▶ [Supplied records]
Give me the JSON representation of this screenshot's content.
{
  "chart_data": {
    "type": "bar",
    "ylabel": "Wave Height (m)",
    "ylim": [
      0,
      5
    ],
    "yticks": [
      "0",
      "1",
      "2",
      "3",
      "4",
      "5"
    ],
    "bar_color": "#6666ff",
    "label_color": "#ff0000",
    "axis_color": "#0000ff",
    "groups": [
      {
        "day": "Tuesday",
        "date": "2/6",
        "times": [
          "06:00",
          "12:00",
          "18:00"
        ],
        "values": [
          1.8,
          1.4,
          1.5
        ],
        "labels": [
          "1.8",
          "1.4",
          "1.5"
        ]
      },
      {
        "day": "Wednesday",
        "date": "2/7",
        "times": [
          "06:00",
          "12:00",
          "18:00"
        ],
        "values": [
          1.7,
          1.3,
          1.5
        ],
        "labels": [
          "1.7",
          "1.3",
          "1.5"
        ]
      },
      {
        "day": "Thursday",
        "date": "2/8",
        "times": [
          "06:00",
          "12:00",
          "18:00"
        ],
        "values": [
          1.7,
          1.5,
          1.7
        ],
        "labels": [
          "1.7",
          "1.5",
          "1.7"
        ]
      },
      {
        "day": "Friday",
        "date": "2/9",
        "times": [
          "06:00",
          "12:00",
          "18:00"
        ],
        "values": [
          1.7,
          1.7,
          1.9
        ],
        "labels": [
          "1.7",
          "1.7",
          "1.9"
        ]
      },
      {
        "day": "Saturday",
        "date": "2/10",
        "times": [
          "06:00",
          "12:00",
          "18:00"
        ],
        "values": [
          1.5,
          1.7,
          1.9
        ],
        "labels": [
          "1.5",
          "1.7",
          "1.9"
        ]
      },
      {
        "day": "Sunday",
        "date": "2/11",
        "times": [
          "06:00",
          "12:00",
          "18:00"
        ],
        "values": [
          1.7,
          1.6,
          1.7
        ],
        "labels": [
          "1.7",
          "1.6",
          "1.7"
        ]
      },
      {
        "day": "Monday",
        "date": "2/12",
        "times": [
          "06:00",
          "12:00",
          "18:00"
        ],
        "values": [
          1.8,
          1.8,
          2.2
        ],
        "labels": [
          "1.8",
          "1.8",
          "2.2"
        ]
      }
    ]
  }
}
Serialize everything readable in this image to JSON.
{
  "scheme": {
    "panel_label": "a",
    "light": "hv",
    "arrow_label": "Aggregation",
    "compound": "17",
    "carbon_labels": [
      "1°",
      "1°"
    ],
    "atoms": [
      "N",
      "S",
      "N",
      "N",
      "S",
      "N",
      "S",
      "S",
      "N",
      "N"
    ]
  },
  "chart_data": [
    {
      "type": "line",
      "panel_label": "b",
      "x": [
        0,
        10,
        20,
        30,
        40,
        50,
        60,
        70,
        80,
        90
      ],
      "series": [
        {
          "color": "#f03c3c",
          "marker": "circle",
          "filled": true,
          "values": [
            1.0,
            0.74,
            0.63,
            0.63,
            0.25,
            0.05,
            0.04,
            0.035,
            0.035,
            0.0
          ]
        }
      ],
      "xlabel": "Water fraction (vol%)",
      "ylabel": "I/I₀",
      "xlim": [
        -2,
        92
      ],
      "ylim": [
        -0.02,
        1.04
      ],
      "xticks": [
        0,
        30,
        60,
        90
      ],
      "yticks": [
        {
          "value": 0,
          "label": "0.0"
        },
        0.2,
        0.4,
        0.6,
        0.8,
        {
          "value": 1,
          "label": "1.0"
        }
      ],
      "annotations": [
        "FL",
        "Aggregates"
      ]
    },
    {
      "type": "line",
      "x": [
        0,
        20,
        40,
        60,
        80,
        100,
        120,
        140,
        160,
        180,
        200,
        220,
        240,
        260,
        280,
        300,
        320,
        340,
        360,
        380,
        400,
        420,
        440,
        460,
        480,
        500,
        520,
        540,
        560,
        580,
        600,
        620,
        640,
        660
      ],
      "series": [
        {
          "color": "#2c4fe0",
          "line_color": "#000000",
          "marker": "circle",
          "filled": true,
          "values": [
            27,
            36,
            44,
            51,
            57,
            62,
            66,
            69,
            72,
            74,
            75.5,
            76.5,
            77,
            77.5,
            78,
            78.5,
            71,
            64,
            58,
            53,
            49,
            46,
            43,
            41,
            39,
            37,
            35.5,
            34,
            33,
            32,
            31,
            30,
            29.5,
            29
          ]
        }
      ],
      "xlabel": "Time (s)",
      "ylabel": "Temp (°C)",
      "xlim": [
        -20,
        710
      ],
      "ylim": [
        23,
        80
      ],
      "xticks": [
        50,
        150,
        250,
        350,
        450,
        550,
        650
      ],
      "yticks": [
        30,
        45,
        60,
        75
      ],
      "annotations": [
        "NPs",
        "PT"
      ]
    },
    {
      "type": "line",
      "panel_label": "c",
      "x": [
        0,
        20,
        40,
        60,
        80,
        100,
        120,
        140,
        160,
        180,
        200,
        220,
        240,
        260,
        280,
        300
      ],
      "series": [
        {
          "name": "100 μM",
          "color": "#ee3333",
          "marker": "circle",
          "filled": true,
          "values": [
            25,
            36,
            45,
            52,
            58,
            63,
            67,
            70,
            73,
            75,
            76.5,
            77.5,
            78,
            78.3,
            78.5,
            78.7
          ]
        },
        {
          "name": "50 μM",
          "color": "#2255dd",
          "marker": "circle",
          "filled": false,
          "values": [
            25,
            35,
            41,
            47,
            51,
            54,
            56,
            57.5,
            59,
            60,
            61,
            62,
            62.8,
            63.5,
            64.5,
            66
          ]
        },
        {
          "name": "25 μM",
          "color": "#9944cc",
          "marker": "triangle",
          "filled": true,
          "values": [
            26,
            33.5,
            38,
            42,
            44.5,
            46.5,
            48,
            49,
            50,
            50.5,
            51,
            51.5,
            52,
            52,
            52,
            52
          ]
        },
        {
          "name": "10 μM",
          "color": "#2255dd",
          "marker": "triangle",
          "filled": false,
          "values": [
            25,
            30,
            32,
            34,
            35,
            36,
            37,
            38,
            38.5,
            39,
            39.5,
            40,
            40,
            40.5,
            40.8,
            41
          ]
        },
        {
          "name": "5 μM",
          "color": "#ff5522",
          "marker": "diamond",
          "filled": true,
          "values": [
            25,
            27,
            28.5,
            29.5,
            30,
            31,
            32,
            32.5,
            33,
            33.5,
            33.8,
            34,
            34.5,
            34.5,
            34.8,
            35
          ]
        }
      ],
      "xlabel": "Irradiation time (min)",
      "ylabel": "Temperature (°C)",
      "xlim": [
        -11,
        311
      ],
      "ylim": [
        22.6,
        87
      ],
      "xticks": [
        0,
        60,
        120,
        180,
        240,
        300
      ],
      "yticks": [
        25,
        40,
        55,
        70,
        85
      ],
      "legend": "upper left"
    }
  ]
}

▶ [The task]
Repeat the material above in full, keeping every word.

▶ [Complete answer]
Give me the JSON representation of this screenshot's content.
{
  "chart_data": {
    "type": "bar",
    "ylabel": "Wave Height (m)",
    "ylim": [
      0,
      5
    ],
    "yticks": [
      "0",
      "1",
      "2",
      "3",
      "4",
      "5"
    ],
    "bar_color": "#6666ff",
    "label_color": "#ff0000",
    "axis_color": "#0000ff",
    "groups": [
      {
        "day": "Tuesday",
        "date": "2/6",
        "times": [
          "06:00",
          "12:00",
          "18:00"
        ],
        "values": [
          1.8,
          1.4,
          1.5
        ],
        "labels": [
          "1.8",
          "1.4",
          "1.5"
        ]
      },
      {
        "day": "Wednesday",
        "date": "2/7",
        "times": [
          "06:00",
          "12:00",
          "18:00"
        ],
        "values": [
          1.7,
          1.3,
          1.5
        ],
        "labels": [
          "1.7",
          "1.3",
          "1.5"
        ]
      },
      {
        "day": "Thursday",
        "date": "2/8",
        "times": [
          "06:00",
          "12:00",
          "18:00"
        ],
        "values": [
          1.7,
          1.5,
          1.7
        ],
        "labels": [
          "1.7",
          "1.5",
          "1.7"
        ]
      },
      {
        "day": "Friday",
        "date": "2/9",
        "times": [
          "06:00",
          "12:00",
          "18:00"
        ],
        "values": [
          1.7,
          1.7,
          1.9
        ],
        "labels": [
          "1.7",
          "1.7",
          "1.9"
        ]
      },
      {
        "day": "Saturday",
        "date": "2/10",
        "times": [
          "06:00",
          "12:00",
          "18:00"
        ],
        "values": [
          1.5,
          1.7,
          1.9
        ],
        "labels": [
          "1.5",
          "1.7",
          "1.9"
        ]
      },
      {
        "day": "Sunday",
        "date": "2/11",
        "times": [
          "06:00",
          "12:00",
          "18:00"
        ],
        "values": [
          1.7,
          1.6,
          1.7
        ],
        "labels": [
          "1.7",
          "1.6",
          "1.7"
        ]
      },
      {
        "day": "Monday",
        "date": "2/12",
        "times": [
          "06:00",
          "12:00",
          "18:00"
        ],
        "values": [
          1.8,
          1.8,
          2.2
        ],
        "labels": [
          "1.8",
          "1.8",
          "2.2"
        ]
      }
    ]
  }
}
Serialize everything readable in this image to JSON.
{
  "scheme": {
    "panel_label": "a",
    "light": "hv",
    "arrow_label": "Aggregation",
    "compound": "17",
    "carbon_labels": [
      "1°",
      "1°"
    ],
    "atoms": [
      "N",
      "S",
      "N",
      "N",
      "S",
      "N",
      "S",
      "S",
      "N",
      "N"
    ]
  },
  "chart_data": [
    {
      "type": "line",
      "panel_label": "b",
      "x": [
        0,
        10,
        20,
        30,
        40,
        50,
        60,
        70,
        80,
        90
      ],
      "series": [
        {
          "color": "#f03c3c",
          "marker": "circle",
          "filled": true,
          "values": [
            1.0,
            0.74,
            0.63,
            0.63,
            0.25,
            0.05,
            0.04,
            0.035,
            0.035,
            0.0
          ]
        }
      ],
      "xlabel": "Water fraction (vol%)",
      "ylabel": "I/I₀",
      "xlim": [
        -2,
        92
      ],
      "ylim": [
        -0.02,
        1.04
      ],
      "xticks": [
        0,
        30,
        60,
        90
      ],
      "yticks": [
        {
          "value": 0,
          "label": "0.0"
        },
        0.2,
        0.4,
        0.6,
        0.8,
        {
          "value": 1,
          "label": "1.0"
        }
      ],
      "annotations": [
        "FL",
        "Aggregates"
      ]
    },
    {
      "type": "line",
      "x": [
        0,
        20,
        40,
        60,
        80,
        100,
        120,
        140,
        160,
        180,
        200,
        220,
        240,
        260,
        280,
        300,
        320,
        340,
        360,
        380,
        400,
        420,
        440,
        460,
        480,
        500,
        520,
        540,
        560,
        580,
        600,
        620,
        640,
        660
      ],
      "series": [
        {
          "color": "#2c4fe0",
          "line_color": "#000000",
          "marker": "circle",
          "filled": true,
          "values": [
            27,
            36,
            44,
            51,
            57,
            62,
            66,
            69,
            72,
            74,
            75.5,
            76.5,
            77,
            77.5,
            78,
            78.5,
            71,
            64,
            58,
            53,
            49,
            46,
            43,
            41,
            39,
            37,
            35.5,
            34,
            33,
            32,
            31,
            30,
            29.5,
            29
          ]
        }
      ],
      "xlabel": "Time (s)",
      "ylabel": "Temp (°C)",
      "xlim": [
        -20,
        710
      ],
      "ylim": [
        23,
        80
      ],
      "xticks": [
        50,
        150,
        250,
        350,
        450,
        550,
        650
      ],
      "yticks": [
        30,
        45,
        60,
        75
      ],
      "annotations": [
        "NPs",
        "PT"
      ]
    },
    {
      "type": "line",
      "panel_label": "c",
      "x": [
        0,
        20,
        40,
        60,
        80,
        100,
        120,
        140,
        160,
        180,
        200,
        220,
        240,
        260,
        280,
        300
      ],
      "series": [
        {
          "name": "100 μM",
          "color": "#ee3333",
          "marker": "circle",
          "filled": true,
          "values": [
            25,
            36,
            45,
            52,
            58,
            63,
            67,
            70,
            73,
            75,
            76.5,
            77.5,
            78,
            78.3,
            78.5,
            78.7
          ]
        },
        {
          "name": "50 μM",
          "color": "#2255dd",
          "marker": "circle",
          "filled": false,
          "values": [
            25,
            35,
            41,
            47,
            51,
            54,
            56,
            57.5,
            59,
            60,
            61,
            62,
            62.8,
            63.5,
            64.5,
            66
          ]
        },
        {
          "name": "25 μM",
          "color": "#9944cc",
          "marker": "triangle",
          "filled": true,
          "values": [
            26,
            33.5,
            38,
            42,
            44.5,
            46.5,
            48,
            49,
            50,
            50.5,
            51,
            51.5,
            52,
            52,
            52,
            52
          ]
        },
        {
          "name": "10 μM",
          "color": "#2255dd",
          "marker": "triangle",
          "filled": false,
          "values": [
            25,
            30,
            32,
            34,
            35,
            36,
            37,
            38,
            38.5,
            39,
            39.5,
            40,
            40,
            40.5,
            40.8,
            41
          ]
        },
        {
          "name": "5 μM",
          "color": "#ff5522",
          "marker": "diamond",
          "filled": true,
          "values": [
            25,
            27,
            28.5,
            29.5,
            30,
            31,
            32,
            32.5,
            33,
            33.5,
            33.8,
            34,
            34.5,
            34.5,
            34.8,
            35
          ]
        }
      ],
      "xlabel": "Irradiation time (min)",
      "ylabel": "Temperature (°C)",
      "xlim": [
        -11,
        311
      ],
      "ylim": [
        22.6,
        87
      ],
      "xticks": [
        0,
        60,
        120,
        180,
        240,
        300
      ],
      "yticks": [
        25,
        40,
        55,
        70,
        85
      ],
      "legend": "upper left"
    }
  ]
}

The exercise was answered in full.